◆ **DATA TO USE**:
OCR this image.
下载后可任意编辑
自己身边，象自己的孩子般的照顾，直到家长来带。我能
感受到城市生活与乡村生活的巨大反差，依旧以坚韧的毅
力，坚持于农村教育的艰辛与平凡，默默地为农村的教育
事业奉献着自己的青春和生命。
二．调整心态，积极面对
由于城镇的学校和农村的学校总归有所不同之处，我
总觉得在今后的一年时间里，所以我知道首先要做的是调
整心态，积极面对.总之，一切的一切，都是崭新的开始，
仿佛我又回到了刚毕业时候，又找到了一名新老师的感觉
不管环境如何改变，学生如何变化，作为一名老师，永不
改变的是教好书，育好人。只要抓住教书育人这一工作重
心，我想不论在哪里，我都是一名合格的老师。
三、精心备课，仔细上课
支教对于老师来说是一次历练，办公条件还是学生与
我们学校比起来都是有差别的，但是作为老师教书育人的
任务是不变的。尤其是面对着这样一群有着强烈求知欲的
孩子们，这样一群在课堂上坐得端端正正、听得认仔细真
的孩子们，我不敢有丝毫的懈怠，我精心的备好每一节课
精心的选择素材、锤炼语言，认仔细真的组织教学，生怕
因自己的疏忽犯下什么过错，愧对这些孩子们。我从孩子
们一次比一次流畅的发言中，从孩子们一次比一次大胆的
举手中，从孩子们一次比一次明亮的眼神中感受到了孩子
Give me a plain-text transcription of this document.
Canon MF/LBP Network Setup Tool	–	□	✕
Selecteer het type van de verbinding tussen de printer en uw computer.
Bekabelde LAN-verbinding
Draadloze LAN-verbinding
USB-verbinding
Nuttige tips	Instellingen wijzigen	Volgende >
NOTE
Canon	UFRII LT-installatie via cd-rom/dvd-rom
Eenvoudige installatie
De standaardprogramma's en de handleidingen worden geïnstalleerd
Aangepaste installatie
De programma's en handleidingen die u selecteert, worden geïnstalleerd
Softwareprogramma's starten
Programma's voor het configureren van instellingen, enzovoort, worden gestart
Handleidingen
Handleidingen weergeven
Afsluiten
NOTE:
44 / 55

◆ **OBJECTIVE**: In the material above, find the lines that contain "verbinding" and show them.

◆ **RESPONSE TO THIS TASK**:
Selecteer het type van de verbinding tussen de printer en uw computer.
Bekabelde LAN-verbinding
Draadloze LAN-verbinding
USB-verbinding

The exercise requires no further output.